(Task details):
Leave out the pictures and return every entry exactly as it appears.
━━━━━━━━━━
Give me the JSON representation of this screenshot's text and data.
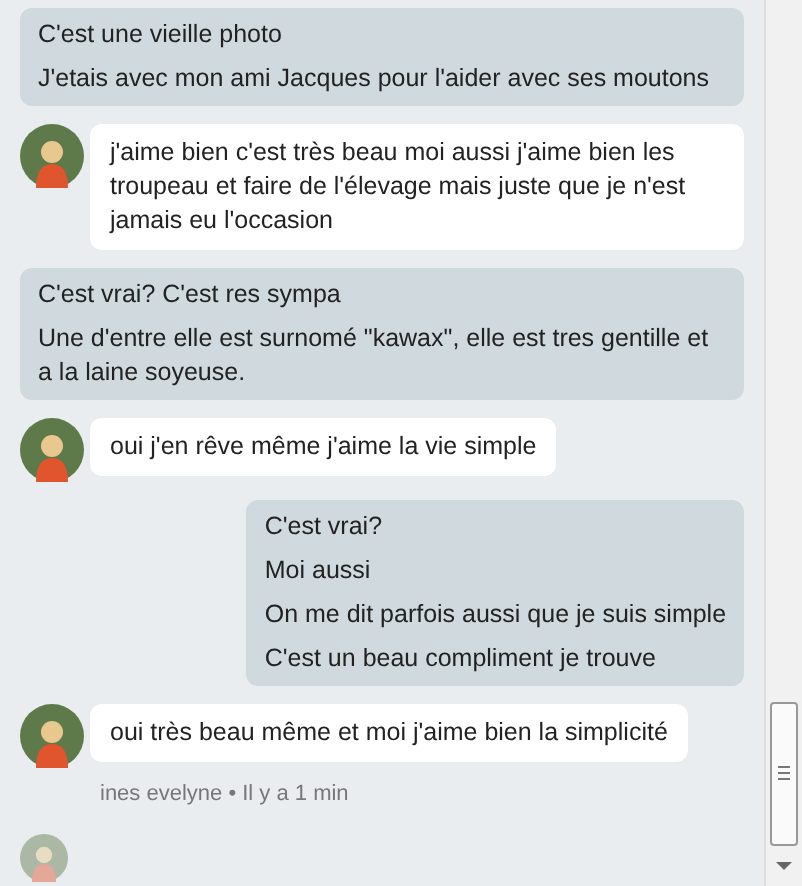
{
  "messages": [
    {
      "kind": "sent",
      "full_width": true,
      "lines": [
        "C'est une vieille photo",
        "J'etais avec mon ami Jacques pour l'aider avec ses moutons"
      ]
    },
    {
      "kind": "received",
      "lines": [
        "j'aime bien c'est très beau moi aussi j'aime bien les troupeau et faire de l'élevage mais juste que je n'est jamais eu l'occasion"
      ]
    },
    {
      "kind": "sent",
      "full_width": true,
      "lines": [
        "C'est vrai? C'est res sympa",
        "Une d'entre elle est surnomé \"kawax\", elle est tres gentille et a la laine soyeuse."
      ]
    },
    {
      "kind": "received",
      "lines": [
        "oui j'en rêve même j'aime la vie simple"
      ]
    },
    {
      "kind": "sent",
      "full_width": false,
      "lines": [
        "C'est vrai?",
        "Moi aussi",
        "On me dit parfois aussi que je suis simple",
        "C'est un beau compliment je trouve"
      ]
    },
    {
      "kind": "received",
      "lines": [
        "oui très beau même et moi j'aime bien la simplicité"
      ]
    }
  ],
  "meta": "ines evelyne • Il y a 1 min"
}
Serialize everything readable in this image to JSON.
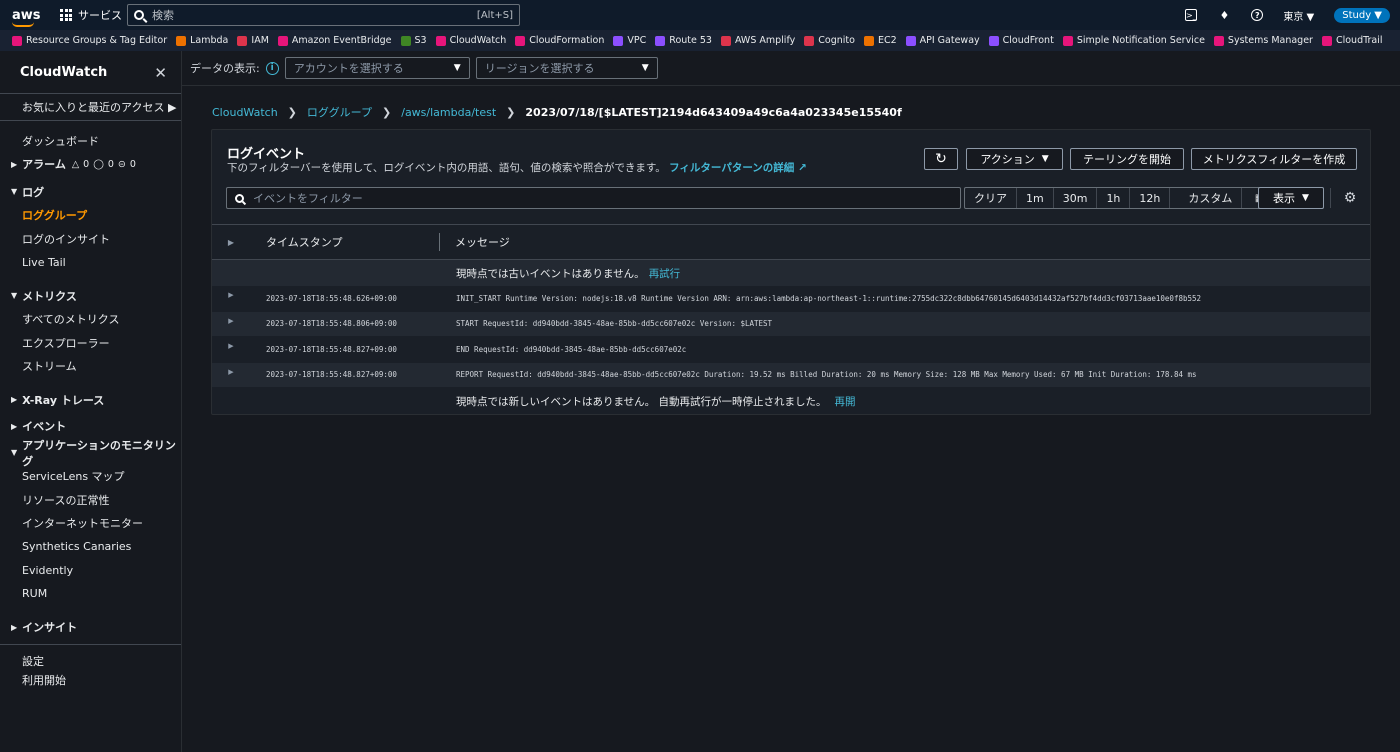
{
  "topbar": {
    "logo": "aws",
    "services_label": "サービス",
    "search_placeholder": "検索",
    "search_shortcut": "[Alt+S]",
    "region": "東京 ▼",
    "account": "Study ▼"
  },
  "favorites": [
    {
      "label": "Resource Groups & Tag Editor",
      "color": "#e7157b"
    },
    {
      "label": "Lambda",
      "color": "#ed7100"
    },
    {
      "label": "IAM",
      "color": "#dd344c"
    },
    {
      "label": "Amazon EventBridge",
      "color": "#e7157b"
    },
    {
      "label": "S3",
      "color": "#3f8624"
    },
    {
      "label": "CloudWatch",
      "color": "#e7157b"
    },
    {
      "label": "CloudFormation",
      "color": "#e7157b"
    },
    {
      "label": "VPC",
      "color": "#8c4fff"
    },
    {
      "label": "Route 53",
      "color": "#8c4fff"
    },
    {
      "label": "AWS Amplify",
      "color": "#dd344c"
    },
    {
      "label": "Cognito",
      "color": "#dd344c"
    },
    {
      "label": "EC2",
      "color": "#ed7100"
    },
    {
      "label": "API Gateway",
      "color": "#8c4fff"
    },
    {
      "label": "CloudFront",
      "color": "#8c4fff"
    },
    {
      "label": "Simple Notification Service",
      "color": "#e7157b"
    },
    {
      "label": "Systems Manager",
      "color": "#e7157b"
    },
    {
      "label": "CloudTrail",
      "color": "#e7157b"
    }
  ],
  "sidebar": {
    "title": "CloudWatch",
    "favorites": "お気に入りと最近のアクセス ▶",
    "dashboard": "ダッシュボード",
    "alarm_section": "アラーム",
    "alarm_counts": [
      "0",
      "0",
      "0"
    ],
    "log_section": "ログ",
    "log_items": [
      "ロググループ",
      "ログのインサイト",
      "Live Tail"
    ],
    "metrics_section": "メトリクス",
    "metrics_items": [
      "すべてのメトリクス",
      "エクスプローラー",
      "ストリーム"
    ],
    "xray_section": "X-Ray トレース",
    "events_section": "イベント",
    "appmon_section": "アプリケーションのモニタリング",
    "appmon_items": [
      "ServiceLens マップ",
      "リソースの正常性",
      "インターネットモニター",
      "Synthetics Canaries",
      "Evidently",
      "RUM"
    ],
    "insights_section": "インサイト",
    "footer_items": [
      "設定",
      "利用開始"
    ]
  },
  "controls": {
    "data_display": "データの表示:",
    "account_placeholder": "アカウントを選択する",
    "region_placeholder": "リージョンを選択する"
  },
  "breadcrumb": {
    "items": [
      "CloudWatch",
      "ロググループ",
      "/aws/lambda/test"
    ],
    "current": "2023/07/18/[$LATEST]2194d643409a49c6a4a023345e15540f"
  },
  "panel": {
    "title": "ログイベント",
    "description": "下のフィルターバーを使用して、ログイベント内の用語、語句、値の検索や照合ができます。",
    "learn_link": "フィルターパターンの詳細",
    "actions": "アクション",
    "tailing": "テーリングを開始",
    "metric_filter": "メトリクスフィルターを作成",
    "filter_placeholder": "イベントをフィルター",
    "time_options": [
      "クリア",
      "1m",
      "30m",
      "1h",
      "12h"
    ],
    "custom": "カスタム",
    "display": "表示"
  },
  "table": {
    "col_timestamp": "タイムスタンプ",
    "col_message": "メッセージ",
    "note_older": "現時点では古いイベントはありません。",
    "retry": "再試行",
    "events": [
      {
        "timestamp": "2023-07-18T18:55:48.626+09:00",
        "message": "INIT_START Runtime Version: nodejs:18.v8 Runtime Version ARN: arn:aws:lambda:ap-northeast-1::runtime:2755dc322c8dbb64760145d6403d14432af527bf4dd3cf03713aae10e0f8b552"
      },
      {
        "timestamp": "2023-07-18T18:55:48.806+09:00",
        "message": "START RequestId: dd940bdd-3845-48ae-85bb-dd5cc607e02c Version: $LATEST"
      },
      {
        "timestamp": "2023-07-18T18:55:48.827+09:00",
        "message": "END RequestId: dd940bdd-3845-48ae-85bb-dd5cc607e02c"
      },
      {
        "timestamp": "2023-07-18T18:55:48.827+09:00",
        "message": "REPORT RequestId: dd940bdd-3845-48ae-85bb-dd5cc607e02c Duration: 19.52 ms Billed Duration: 20 ms Memory Size: 128 MB Max Memory Used: 67 MB Init Duration: 178.84 ms"
      }
    ],
    "note_newer": "現時点では新しいイベントはありません。 自動再試行が一時停止されました。",
    "resume": "再開"
  }
}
━━━━━━━━━━
(Response):
Give me the JSON representation of this screenshot's text and data.
{
  "messages": [
    {
      "kind": "sent",
      "full_width": true,
      "lines": [
        "C'est une vieille photo",
        "J'etais avec mon ami Jacques pour l'aider avec ses moutons"
      ]
    },
    {
      "kind": "received",
      "lines": [
        "j'aime bien c'est très beau moi aussi j'aime bien les troupeau et faire de l'élevage mais juste que je n'est jamais eu l'occasion"
      ]
    },
    {
      "kind": "sent",
      "full_width": true,
      "lines": [
        "C'est vrai? C'est res sympa",
        "Une d'entre elle est surnomé \"kawax\", elle est tres gentille et a la laine soyeuse."
      ]
    },
    {
      "kind": "received",
      "lines": [
        "oui j'en rêve même j'aime la vie simple"
      ]
    },
    {
      "kind": "sent",
      "full_width": false,
      "lines": [
        "C'est vrai?",
        "Moi aussi",
        "On me dit parfois aussi que je suis simple",
        "C'est un beau compliment je trouve"
      ]
    },
    {
      "kind": "received",
      "lines": [
        "oui très beau même et moi j'aime bien la simplicité"
      ]
    }
  ],
  "meta": "ines evelyne • Il y a 1 min"
}
Serialize everything readable in this image to JSON.
{
  "topbar": {
    "logo": "aws",
    "services_label": "サービス",
    "search_placeholder": "検索",
    "search_shortcut": "[Alt+S]",
    "region": "東京 ▼",
    "account": "Study ▼"
  },
  "favorites": [
    {
      "label": "Resource Groups & Tag Editor",
      "color": "#e7157b"
    },
    {
      "label": "Lambda",
      "color": "#ed7100"
    },
    {
      "label": "IAM",
      "color": "#dd344c"
    },
    {
      "label": "Amazon EventBridge",
      "color": "#e7157b"
    },
    {
      "label": "S3",
      "color": "#3f8624"
    },
    {
      "label": "CloudWatch",
      "color": "#e7157b"
    },
    {
      "label": "CloudFormation",
      "color": "#e7157b"
    },
    {
      "label": "VPC",
      "color": "#8c4fff"
    },
    {
      "label": "Route 53",
      "color": "#8c4fff"
    },
    {
      "label": "AWS Amplify",
      "color": "#dd344c"
    },
    {
      "label": "Cognito",
      "color": "#dd344c"
    },
    {
      "label": "EC2",
      "color": "#ed7100"
    },
    {
      "label": "API Gateway",
      "color": "#8c4fff"
    },
    {
      "label": "CloudFront",
      "color": "#8c4fff"
    },
    {
      "label": "Simple Notification Service",
      "color": "#e7157b"
    },
    {
      "label": "Systems Manager",
      "color": "#e7157b"
    },
    {
      "label": "CloudTrail",
      "color": "#e7157b"
    }
  ],
  "sidebar": {
    "title": "CloudWatch",
    "favorites": "お気に入りと最近のアクセス ▶",
    "dashboard": "ダッシュボード",
    "alarm_section": "アラーム",
    "alarm_counts": [
      "0",
      "0",
      "0"
    ],
    "log_section": "ログ",
    "log_items": [
      "ロググループ",
      "ログのインサイト",
      "Live Tail"
    ],
    "metrics_section": "メトリクス",
    "metrics_items": [
      "すべてのメトリクス",
      "エクスプローラー",
      "ストリーム"
    ],
    "xray_section": "X-Ray トレース",
    "events_section": "イベント",
    "appmon_section": "アプリケーションのモニタリング",
    "appmon_items": [
      "ServiceLens マップ",
      "リソースの正常性",
      "インターネットモニター",
      "Synthetics Canaries",
      "Evidently",
      "RUM"
    ],
    "insights_section": "インサイト",
    "footer_items": [
      "設定",
      "利用開始"
    ]
  },
  "controls": {
    "data_display": "データの表示:",
    "account_placeholder": "アカウントを選択する",
    "region_placeholder": "リージョンを選択する"
  },
  "breadcrumb": {
    "items": [
      "CloudWatch",
      "ロググループ",
      "/aws/lambda/test"
    ],
    "current": "2023/07/18/[$LATEST]2194d643409a49c6a4a023345e15540f"
  },
  "panel": {
    "title": "ログイベント",
    "description": "下のフィルターバーを使用して、ログイベント内の用語、語句、値の検索や照合ができます。",
    "learn_link": "フィルターパターンの詳細",
    "actions": "アクション",
    "tailing": "テーリングを開始",
    "metric_filter": "メトリクスフィルターを作成",
    "filter_placeholder": "イベントをフィルター",
    "time_options": [
      "クリア",
      "1m",
      "30m",
      "1h",
      "12h"
    ],
    "custom": "カスタム",
    "display": "表示"
  },
  "table": {
    "col_timestamp": "タイムスタンプ",
    "col_message": "メッセージ",
    "note_older": "現時点では古いイベントはありません。",
    "retry": "再試行",
    "events": [
      {
        "timestamp": "2023-07-18T18:55:48.626+09:00",
        "message": "INIT_START Runtime Version: nodejs:18.v8 Runtime Version ARN: arn:aws:lambda:ap-northeast-1::runtime:2755dc322c8dbb64760145d6403d14432af527bf4dd3cf03713aae10e0f8b552"
      },
      {
        "timestamp": "2023-07-18T18:55:48.806+09:00",
        "message": "START RequestId: dd940bdd-3845-48ae-85bb-dd5cc607e02c Version: $LATEST"
      },
      {
        "timestamp": "2023-07-18T18:55:48.827+09:00",
        "message": "END RequestId: dd940bdd-3845-48ae-85bb-dd5cc607e02c"
      },
      {
        "timestamp": "2023-07-18T18:55:48.827+09:00",
        "message": "REPORT RequestId: dd940bdd-3845-48ae-85bb-dd5cc607e02c Duration: 19.52 ms Billed Duration: 20 ms Memory Size: 128 MB Max Memory Used: 67 MB Init Duration: 178.84 ms"
      }
    ],
    "note_newer": "現時点では新しいイベントはありません。 自動再試行が一時停止されました。",
    "resume": "再開"
  }
}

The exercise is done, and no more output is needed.